■ **The data**
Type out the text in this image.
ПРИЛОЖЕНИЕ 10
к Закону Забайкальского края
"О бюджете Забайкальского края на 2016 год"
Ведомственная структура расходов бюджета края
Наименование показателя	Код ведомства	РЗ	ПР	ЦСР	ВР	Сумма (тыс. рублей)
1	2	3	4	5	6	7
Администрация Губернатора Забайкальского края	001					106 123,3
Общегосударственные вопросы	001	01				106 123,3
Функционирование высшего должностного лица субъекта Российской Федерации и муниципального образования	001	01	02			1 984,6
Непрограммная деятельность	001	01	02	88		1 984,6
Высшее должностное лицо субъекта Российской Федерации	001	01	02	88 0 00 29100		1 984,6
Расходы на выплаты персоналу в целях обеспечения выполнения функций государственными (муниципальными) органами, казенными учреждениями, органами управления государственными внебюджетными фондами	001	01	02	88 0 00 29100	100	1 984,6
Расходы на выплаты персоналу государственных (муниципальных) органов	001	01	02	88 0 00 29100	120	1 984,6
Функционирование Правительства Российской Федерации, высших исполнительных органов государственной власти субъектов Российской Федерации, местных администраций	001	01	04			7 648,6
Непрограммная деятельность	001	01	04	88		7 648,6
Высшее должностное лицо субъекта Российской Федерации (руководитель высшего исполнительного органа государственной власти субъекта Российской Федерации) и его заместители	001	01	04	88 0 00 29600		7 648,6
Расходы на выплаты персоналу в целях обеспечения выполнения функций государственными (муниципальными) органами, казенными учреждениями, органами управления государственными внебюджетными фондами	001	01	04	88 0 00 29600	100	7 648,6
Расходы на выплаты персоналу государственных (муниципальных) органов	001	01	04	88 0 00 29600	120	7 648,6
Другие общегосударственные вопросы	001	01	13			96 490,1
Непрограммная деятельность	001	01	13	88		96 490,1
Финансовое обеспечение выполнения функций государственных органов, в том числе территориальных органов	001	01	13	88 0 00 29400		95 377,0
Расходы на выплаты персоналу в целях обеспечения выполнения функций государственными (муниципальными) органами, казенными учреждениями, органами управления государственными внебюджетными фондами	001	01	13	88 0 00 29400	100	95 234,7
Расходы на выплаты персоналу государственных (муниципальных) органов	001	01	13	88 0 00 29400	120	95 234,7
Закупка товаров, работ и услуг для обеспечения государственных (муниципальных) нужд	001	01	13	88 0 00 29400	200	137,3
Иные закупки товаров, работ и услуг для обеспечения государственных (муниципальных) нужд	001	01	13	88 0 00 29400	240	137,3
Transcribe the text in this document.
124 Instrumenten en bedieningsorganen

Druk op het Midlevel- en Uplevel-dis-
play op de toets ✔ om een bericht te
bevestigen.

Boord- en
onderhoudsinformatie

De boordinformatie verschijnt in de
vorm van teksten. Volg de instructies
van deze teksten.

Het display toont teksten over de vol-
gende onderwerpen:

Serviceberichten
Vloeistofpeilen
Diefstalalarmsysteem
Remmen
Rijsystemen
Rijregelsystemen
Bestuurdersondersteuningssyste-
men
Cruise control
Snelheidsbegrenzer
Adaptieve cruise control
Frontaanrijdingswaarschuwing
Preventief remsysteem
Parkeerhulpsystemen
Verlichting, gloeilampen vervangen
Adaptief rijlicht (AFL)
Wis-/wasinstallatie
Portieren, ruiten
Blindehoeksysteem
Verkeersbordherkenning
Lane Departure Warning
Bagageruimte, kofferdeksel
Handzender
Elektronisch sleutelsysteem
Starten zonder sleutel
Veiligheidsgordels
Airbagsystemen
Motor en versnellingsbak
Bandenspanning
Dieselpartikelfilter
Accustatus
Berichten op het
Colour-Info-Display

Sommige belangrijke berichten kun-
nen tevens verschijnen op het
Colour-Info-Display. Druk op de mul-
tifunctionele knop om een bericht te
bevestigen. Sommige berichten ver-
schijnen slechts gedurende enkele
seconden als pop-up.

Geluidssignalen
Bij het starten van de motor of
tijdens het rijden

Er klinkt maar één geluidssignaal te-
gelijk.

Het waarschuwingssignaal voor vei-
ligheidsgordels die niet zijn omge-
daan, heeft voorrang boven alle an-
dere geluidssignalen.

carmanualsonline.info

■ **Exercise**
Without omitting anything, output the entries exactly.

■ **The solution**
Type out the text in this image.
ПРИЛОЖЕНИЕ 10
к Закону Забайкальского края
"О бюджете Забайкальского края на 2016 год"
Ведомственная структура расходов бюджета края
Наименование показателя	Код ведомства	РЗ	ПР	ЦСР	ВР	Сумма (тыс. рублей)
1	2	3	4	5	6	7
Администрация Губернатора Забайкальского края	001					106 123,3
Общегосударственные вопросы	001	01				106 123,3
Функционирование высшего должностного лица субъекта Российской Федерации и муниципального образования	001	01	02			1 984,6
Непрограммная деятельность	001	01	02	88		1 984,6
Высшее должностное лицо субъекта Российской Федерации	001	01	02	88 0 00 29100		1 984,6
Расходы на выплаты персоналу в целях обеспечения выполнения функций государственными (муниципальными) органами, казенными учреждениями, органами управления государственными внебюджетными фондами	001	01	02	88 0 00 29100	100	1 984,6
Расходы на выплаты персоналу государственных (муниципальных) органов	001	01	02	88 0 00 29100	120	1 984,6
Функционирование Правительства Российской Федерации, высших исполнительных органов государственной власти субъектов Российской Федерации, местных администраций	001	01	04			7 648,6
Непрограммная деятельность	001	01	04	88		7 648,6
Высшее должностное лицо субъекта Российской Федерации (руководитель высшего исполнительного органа государственной власти субъекта Российской Федерации) и его заместители	001	01	04	88 0 00 29600		7 648,6
Расходы на выплаты персоналу в целях обеспечения выполнения функций государственными (муниципальными) органами, казенными учреждениями, органами управления государственными внебюджетными фондами	001	01	04	88 0 00 29600	100	7 648,6
Расходы на выплаты персоналу государственных (муниципальных) органов	001	01	04	88 0 00 29600	120	7 648,6
Другие общегосударственные вопросы	001	01	13			96 490,1
Непрограммная деятельность	001	01	13	88		96 490,1
Финансовое обеспечение выполнения функций государственных органов, в том числе территориальных органов	001	01	13	88 0 00 29400		95 377,0
Расходы на выплаты персоналу в целях обеспечения выполнения функций государственными (муниципальными) органами, казенными учреждениями, органами управления государственными внебюджетными фондами	001	01	13	88 0 00 29400	100	95 234,7
Расходы на выплаты персоналу государственных (муниципальных) органов	001	01	13	88 0 00 29400	120	95 234,7
Закупка товаров, работ и услуг для обеспечения государственных (муниципальных) нужд	001	01	13	88 0 00 29400	200	137,3
Иные закупки товаров, работ и услуг для обеспечения государственных (муниципальных) нужд	001	01	13	88 0 00 29400	240	137,3
Transcribe the text in this document.
124 Instrumenten en bedieningsorganen

Druk op het Midlevel- en Uplevel-dis-
play op de toets ✔ om een bericht te
bevestigen.

Boord- en
onderhoudsinformatie

De boordinformatie verschijnt in de
vorm van teksten. Volg de instructies
van deze teksten.

Het display toont teksten over de vol-
gende onderwerpen:

Serviceberichten
Vloeistofpeilen
Diefstalalarmsysteem
Remmen
Rijsystemen
Rijregelsystemen
Bestuurdersondersteuningssyste-
men
Cruise control
Snelheidsbegrenzer
Adaptieve cruise control
Frontaanrijdingswaarschuwing
Preventief remsysteem
Parkeerhulpsystemen
Verlichting, gloeilampen vervangen
Adaptief rijlicht (AFL)
Wis-/wasinstallatie
Portieren, ruiten
Blindehoeksysteem
Verkeersbordherkenning
Lane Departure Warning
Bagageruimte, kofferdeksel
Handzender
Elektronisch sleutelsysteem
Starten zonder sleutel
Veiligheidsgordels
Airbagsystemen
Motor en versnellingsbak
Bandenspanning
Dieselpartikelfilter
Accustatus
Berichten op het
Colour-Info-Display

Sommige belangrijke berichten kun-
nen tevens verschijnen op het
Colour-Info-Display. Druk op de mul-
tifunctionele knop om een bericht te
bevestigen. Sommige berichten ver-
schijnen slechts gedurende enkele
seconden als pop-up.

Geluidssignalen
Bij het starten van de motor of
tijdens het rijden

Er klinkt maar één geluidssignaal te-
gelijk.

Het waarschuwingssignaal voor vei-
ligheidsgordels die niet zijn omge-
daan, heeft voorrang boven alle an-
dere geluidssignalen.

carmanualsonline.info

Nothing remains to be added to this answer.